→ **EXERCISE DETAILS**
For each line that holds "JSON", copy the line out.

Dataset items
━━━━━━━━━━━━━━━━

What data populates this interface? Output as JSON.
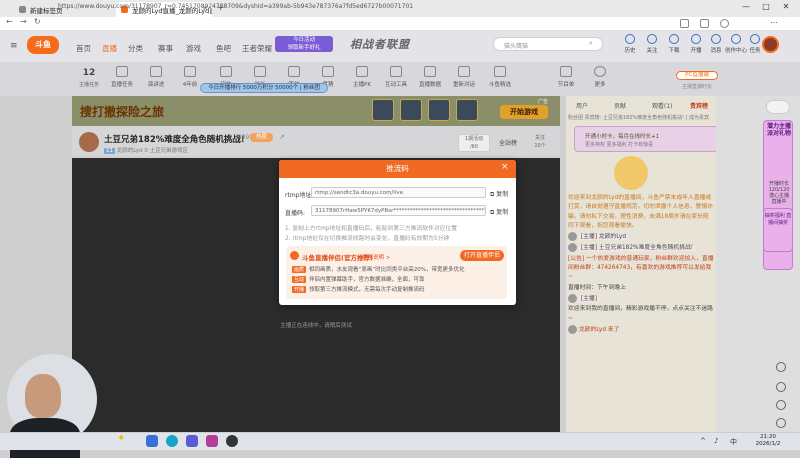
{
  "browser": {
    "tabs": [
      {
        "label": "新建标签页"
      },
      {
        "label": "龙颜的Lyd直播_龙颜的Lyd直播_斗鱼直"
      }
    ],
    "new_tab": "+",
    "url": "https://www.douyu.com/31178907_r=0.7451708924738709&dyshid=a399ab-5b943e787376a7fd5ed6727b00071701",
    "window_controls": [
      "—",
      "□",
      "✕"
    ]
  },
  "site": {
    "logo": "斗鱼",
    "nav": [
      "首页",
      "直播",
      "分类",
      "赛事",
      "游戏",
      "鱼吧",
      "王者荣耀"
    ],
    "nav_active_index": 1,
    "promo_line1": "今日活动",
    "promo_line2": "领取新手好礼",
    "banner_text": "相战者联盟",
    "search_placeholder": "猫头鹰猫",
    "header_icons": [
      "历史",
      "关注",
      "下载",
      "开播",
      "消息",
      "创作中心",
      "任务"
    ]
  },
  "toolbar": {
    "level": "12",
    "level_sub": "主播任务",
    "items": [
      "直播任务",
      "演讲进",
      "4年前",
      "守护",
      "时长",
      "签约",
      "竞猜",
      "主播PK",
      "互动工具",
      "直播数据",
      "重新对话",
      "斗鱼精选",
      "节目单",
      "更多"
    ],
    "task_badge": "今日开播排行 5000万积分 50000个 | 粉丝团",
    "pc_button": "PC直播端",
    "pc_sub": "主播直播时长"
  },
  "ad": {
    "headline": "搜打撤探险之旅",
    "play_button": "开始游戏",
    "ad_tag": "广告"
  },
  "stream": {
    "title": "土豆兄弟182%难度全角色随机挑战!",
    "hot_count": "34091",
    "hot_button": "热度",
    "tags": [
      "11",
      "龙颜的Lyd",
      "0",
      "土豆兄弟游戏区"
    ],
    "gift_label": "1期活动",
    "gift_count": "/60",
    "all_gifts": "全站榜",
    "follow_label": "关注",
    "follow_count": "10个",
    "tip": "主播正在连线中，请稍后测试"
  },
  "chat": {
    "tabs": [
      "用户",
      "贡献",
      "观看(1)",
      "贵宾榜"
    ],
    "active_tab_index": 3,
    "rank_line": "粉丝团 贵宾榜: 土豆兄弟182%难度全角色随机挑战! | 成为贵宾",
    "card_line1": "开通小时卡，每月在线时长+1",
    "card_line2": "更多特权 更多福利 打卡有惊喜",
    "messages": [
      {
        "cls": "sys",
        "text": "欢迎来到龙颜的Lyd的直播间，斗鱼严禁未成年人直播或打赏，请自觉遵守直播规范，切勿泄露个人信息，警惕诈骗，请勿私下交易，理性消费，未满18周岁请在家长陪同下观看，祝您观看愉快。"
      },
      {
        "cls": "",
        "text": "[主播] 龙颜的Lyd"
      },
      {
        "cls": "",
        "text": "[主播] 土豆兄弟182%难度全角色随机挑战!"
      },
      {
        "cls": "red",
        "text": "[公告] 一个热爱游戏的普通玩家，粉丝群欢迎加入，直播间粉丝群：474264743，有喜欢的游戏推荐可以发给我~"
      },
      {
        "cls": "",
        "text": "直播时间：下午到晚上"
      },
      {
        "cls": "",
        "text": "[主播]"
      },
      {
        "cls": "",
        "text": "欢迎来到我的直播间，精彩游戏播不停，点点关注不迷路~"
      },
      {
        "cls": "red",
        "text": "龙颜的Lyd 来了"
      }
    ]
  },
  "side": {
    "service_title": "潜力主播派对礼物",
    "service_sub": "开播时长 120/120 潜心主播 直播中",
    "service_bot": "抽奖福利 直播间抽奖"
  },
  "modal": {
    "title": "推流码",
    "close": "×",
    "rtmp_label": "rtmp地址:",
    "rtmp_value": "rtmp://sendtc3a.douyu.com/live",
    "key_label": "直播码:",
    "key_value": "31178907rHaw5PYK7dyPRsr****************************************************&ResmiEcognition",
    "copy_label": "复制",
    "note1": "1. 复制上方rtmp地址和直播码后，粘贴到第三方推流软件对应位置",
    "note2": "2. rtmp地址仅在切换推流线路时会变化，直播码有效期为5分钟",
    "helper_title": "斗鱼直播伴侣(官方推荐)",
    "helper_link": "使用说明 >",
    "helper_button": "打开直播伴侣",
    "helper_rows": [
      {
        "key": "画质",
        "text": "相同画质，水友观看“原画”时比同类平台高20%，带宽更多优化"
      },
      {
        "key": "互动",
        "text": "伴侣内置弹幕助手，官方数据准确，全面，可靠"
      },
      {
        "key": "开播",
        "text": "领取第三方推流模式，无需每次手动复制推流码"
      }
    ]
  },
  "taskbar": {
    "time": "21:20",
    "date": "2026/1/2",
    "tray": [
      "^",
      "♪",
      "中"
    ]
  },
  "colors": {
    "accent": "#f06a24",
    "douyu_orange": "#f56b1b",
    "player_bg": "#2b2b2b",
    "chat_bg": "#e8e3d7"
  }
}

━━━━━━━━━━━━━━━━

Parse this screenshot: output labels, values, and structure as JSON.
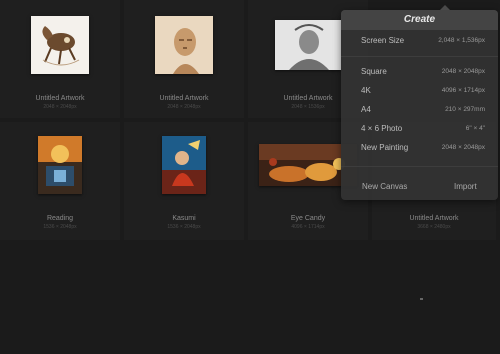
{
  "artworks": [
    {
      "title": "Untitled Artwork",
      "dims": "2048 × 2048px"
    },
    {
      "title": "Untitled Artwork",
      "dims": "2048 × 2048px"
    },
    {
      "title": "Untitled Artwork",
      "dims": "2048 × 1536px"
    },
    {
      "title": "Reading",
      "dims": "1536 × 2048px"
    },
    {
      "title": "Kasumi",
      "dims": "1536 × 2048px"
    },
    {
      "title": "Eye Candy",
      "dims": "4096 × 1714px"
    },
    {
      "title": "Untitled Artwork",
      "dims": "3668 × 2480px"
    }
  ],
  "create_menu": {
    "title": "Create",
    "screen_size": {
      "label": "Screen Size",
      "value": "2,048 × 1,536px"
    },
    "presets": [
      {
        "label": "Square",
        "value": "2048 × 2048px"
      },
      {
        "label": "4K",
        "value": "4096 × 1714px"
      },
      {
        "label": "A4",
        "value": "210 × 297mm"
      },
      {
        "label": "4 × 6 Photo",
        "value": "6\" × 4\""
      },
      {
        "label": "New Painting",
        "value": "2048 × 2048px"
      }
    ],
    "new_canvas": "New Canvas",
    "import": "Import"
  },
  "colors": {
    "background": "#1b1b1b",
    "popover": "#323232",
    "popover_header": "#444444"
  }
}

━━━━━━━━━━━━━━━━

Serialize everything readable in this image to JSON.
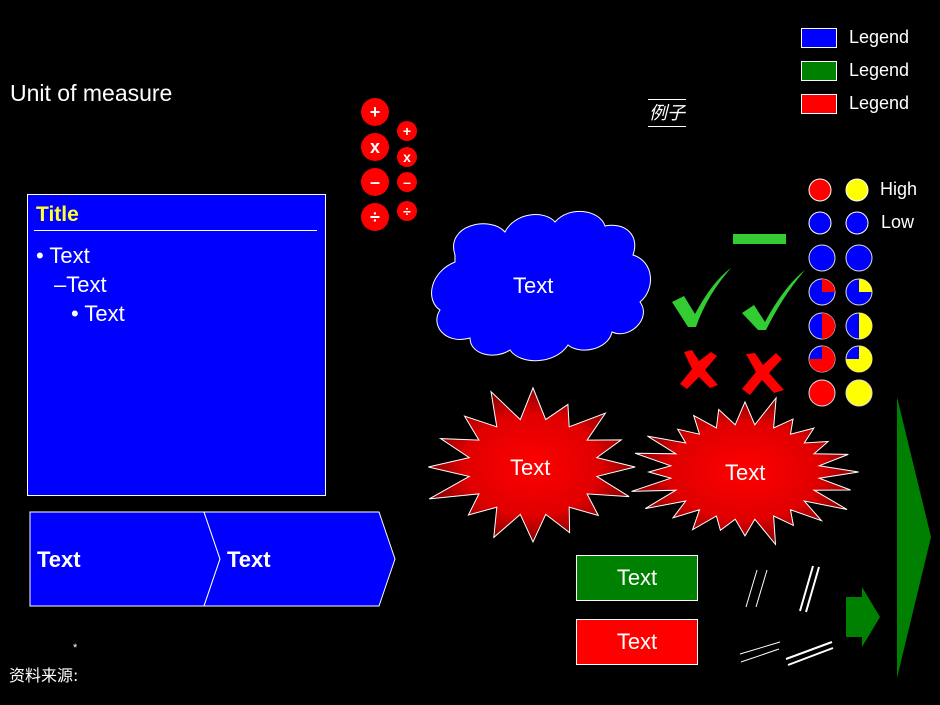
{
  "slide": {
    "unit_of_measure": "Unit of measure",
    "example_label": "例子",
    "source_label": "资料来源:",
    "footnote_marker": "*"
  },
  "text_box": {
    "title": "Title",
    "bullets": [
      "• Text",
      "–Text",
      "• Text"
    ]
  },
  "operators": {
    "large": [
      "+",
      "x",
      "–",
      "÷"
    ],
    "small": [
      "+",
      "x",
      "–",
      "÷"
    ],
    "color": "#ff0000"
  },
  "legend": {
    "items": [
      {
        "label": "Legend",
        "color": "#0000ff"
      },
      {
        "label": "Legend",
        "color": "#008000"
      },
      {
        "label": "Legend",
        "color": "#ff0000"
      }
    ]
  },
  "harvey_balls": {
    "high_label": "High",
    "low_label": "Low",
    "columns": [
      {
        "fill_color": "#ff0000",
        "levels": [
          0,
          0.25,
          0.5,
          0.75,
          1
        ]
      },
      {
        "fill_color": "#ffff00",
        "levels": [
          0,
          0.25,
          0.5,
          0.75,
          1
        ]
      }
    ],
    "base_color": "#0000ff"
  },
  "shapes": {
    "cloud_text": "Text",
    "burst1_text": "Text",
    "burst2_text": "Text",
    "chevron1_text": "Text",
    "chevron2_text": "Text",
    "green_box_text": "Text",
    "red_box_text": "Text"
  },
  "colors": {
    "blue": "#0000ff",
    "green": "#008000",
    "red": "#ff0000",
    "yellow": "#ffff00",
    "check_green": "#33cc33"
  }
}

━━━━━━━━━━━━━━━━

→ **SOLUTION TO THIS EXERCISE**
What data populates this interface? Output as JSON.
Parse this screenshot: output labels, values, and structure as JSON.
Serialize everything readable in this image to JSON.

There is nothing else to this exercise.